START

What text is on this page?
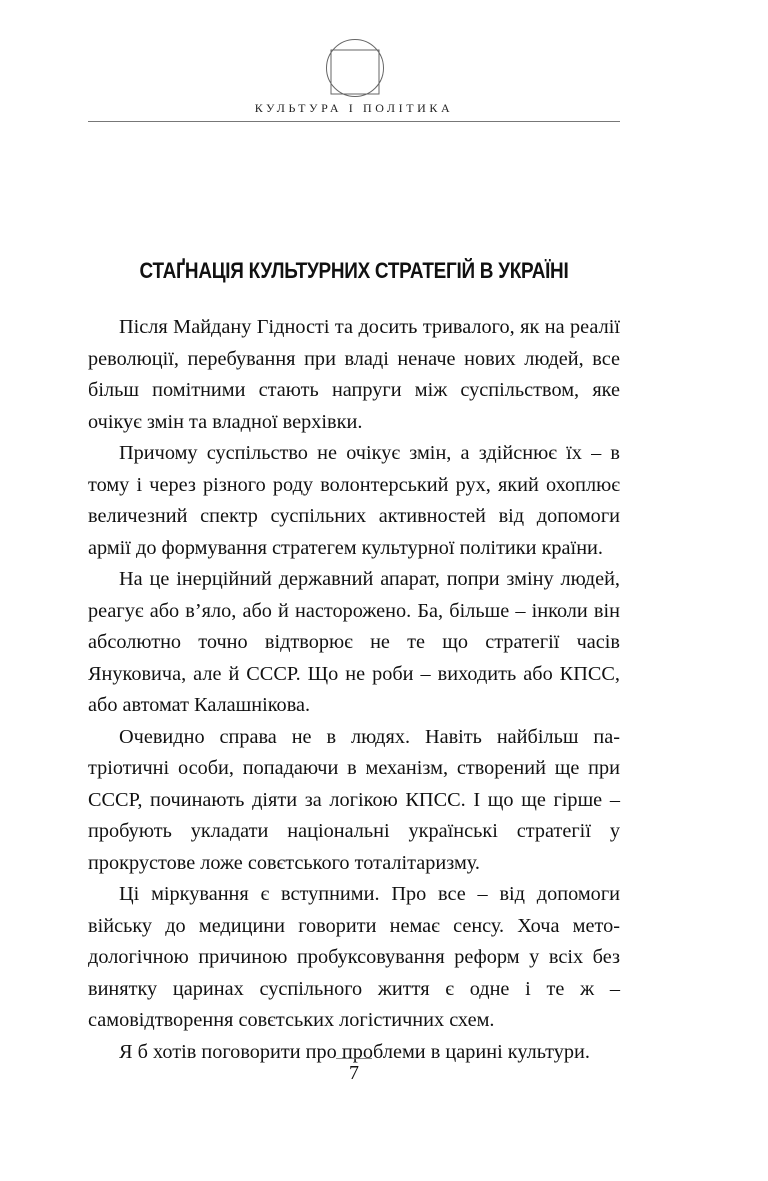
КУЛЬТУРА І ПОЛІТИКА
СТАҐНАЦІЯ КУЛЬТУРНИХ СТРАТЕГІЙ В УКРАЇНІ

Після Майдану Гідності та досить тривалого, як на реалії революції, перебування при владі неначе нових людей, все більш помітними стають напруги між суспільством, яке очікує змін та владної верхівки.

Причому суспільство не очікує змін, а здійснює їх – в тому і через різного роду волонтерський рух, який охоплює величезний спектр суспільних активностей від допомоги армії до формування стратегем культурної політики країни.

На це інерційний державний апарат, попри зміну людей, реагує або в’яло, або й насторожено. Ба, більше – інколи він абсолютно точно відтворює не те що стратегії часів Януковича, але й СССР. Що не роби – виходить або КПСС, або автомат Калашнікова.

Очевидно справа не в людях. Навіть найбільш патріотичні особи, попадаючи в механізм, створений ще при СССР, починають діяти за логікою КПСС. І що ще гірше – пробують укладати національні українські стратегії у прокрустове ложе совєтського тоталітаризму.

Ці міркування є вступними. Про все – від допомоги війську до медицини говорити немає сенсу. Хоча методологічною причиною пробуксовування реформ у всіх без винятку царинах суспільного життя є одне і те ж – самовідтворення совєтських логістичних схем.

Я б хотів поговорити про проблеми в царині культури.

7
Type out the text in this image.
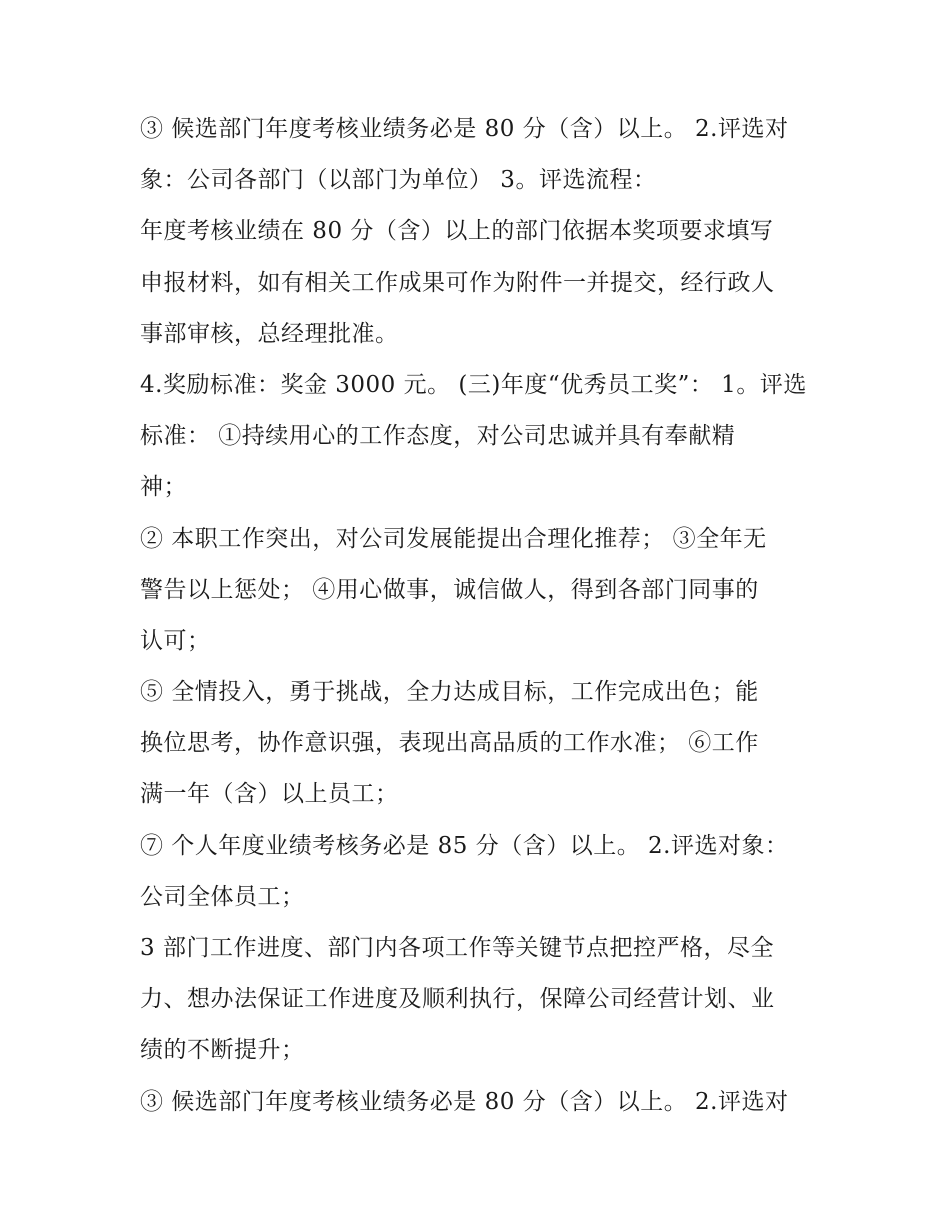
③ 候选部门年度考核业绩务必是 80 分（含）以上。 2.评选对
象：公司各部门（以部门为单位） 3。评选流程：
年度考核业绩在 80 分（含）以上的部门依据本奖项要求填写
申报材料，如有相关工作成果可作为附件一并提交，经行政人
事部审核，总经理批准。
4.奖励标准：奖金 3000 元。 (三)年度“优秀员工奖”： 1。评选
标准： ①持续用心的工作态度，对公司忠诚并具有奉献精
神；
② 本职工作突出，对公司发展能提出合理化推荐； ③全年无
警告以上惩处； ④用心做事，诚信做人，得到各部门同事的
认可；
⑤ 全情投入，勇于挑战，全力达成目标，工作完成出色；能
换位思考，协作意识强，表现出高品质的工作水准； ⑥工作
满一年（含）以上员工；
⑦ 个人年度业绩考核务必是 85 分（含）以上。 2.评选对象：
公司全体员工；
3 部门工作进度、部门内各项工作等关键节点把控严格，尽全
力、想办法保证工作进度及顺利执行，保障公司经营计划、业
绩的不断提升；
③ 候选部门年度考核业绩务必是 80 分（含）以上。 2.评选对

END

TO BE DONE>
Copy the listing exactly. Any image in it stays out of the copy.

CORRECT RESPONSE>
What text is on this page?
КУЛЬТУРА І ПОЛІТИКА
СТАҐНАЦІЯ КУЛЬТУРНИХ СТРАТЕГІЙ В УКРАЇНІ

Після Майдану Гідності та досить тривалого, як на реалії революції, перебування при владі неначе нових людей, все більш помітними стають напруги між суспільством, яке очікує змін та владної верхівки.

Причому суспільство не очікує змін, а здійснює їх – в тому і через різного роду волонтерський рух, який охоплює величезний спектр суспільних активностей від допомоги армії до формування стратегем культурної політики країни.

На це інерційний державний апарат, попри зміну людей, реагує або в’яло, або й насторожено. Ба, більше – інколи він абсолютно точно відтворює не те що стратегії часів Януковича, але й СССР. Що не роби – виходить або КПСС, або автомат Калашнікова.

Очевидно справа не в людях. Навіть найбільш патріотичні особи, попадаючи в механізм, створений ще при СССР, починають діяти за логікою КПСС. І що ще гірше – пробують укладати національні українські стратегії у прокрустове ложе совєтського тоталітаризму.

Ці міркування є вступними. Про все – від допомоги війську до медицини говорити немає сенсу. Хоча методологічною причиною пробуксовування реформ у всіх без винятку царинах суспільного життя є одне і те ж – самовідтворення совєтських логістичних схем.

Я б хотів поговорити про проблеми в царині культури.

7
Type out the text in this image.
③ 候选部门年度考核业绩务必是 80 分（含）以上。 2.评选对
象：公司各部门（以部门为单位） 3。评选流程：
年度考核业绩在 80 分（含）以上的部门依据本奖项要求填写
申报材料，如有相关工作成果可作为附件一并提交，经行政人
事部审核，总经理批准。
4.奖励标准：奖金 3000 元。 (三)年度“优秀员工奖”： 1。评选
标准： ①持续用心的工作态度，对公司忠诚并具有奉献精
神；
② 本职工作突出，对公司发展能提出合理化推荐； ③全年无
警告以上惩处； ④用心做事，诚信做人，得到各部门同事的
认可；
⑤ 全情投入，勇于挑战，全力达成目标，工作完成出色；能
换位思考，协作意识强，表现出高品质的工作水准； ⑥工作
满一年（含）以上员工；
⑦ 个人年度业绩考核务必是 85 分（含）以上。 2.评选对象：
公司全体员工；
3 部门工作进度、部门内各项工作等关键节点把控严格，尽全
力、想办法保证工作进度及顺利执行，保障公司经营计划、业
绩的不断提升；
③ 候选部门年度考核业绩务必是 80 分（含）以上。 2.评选对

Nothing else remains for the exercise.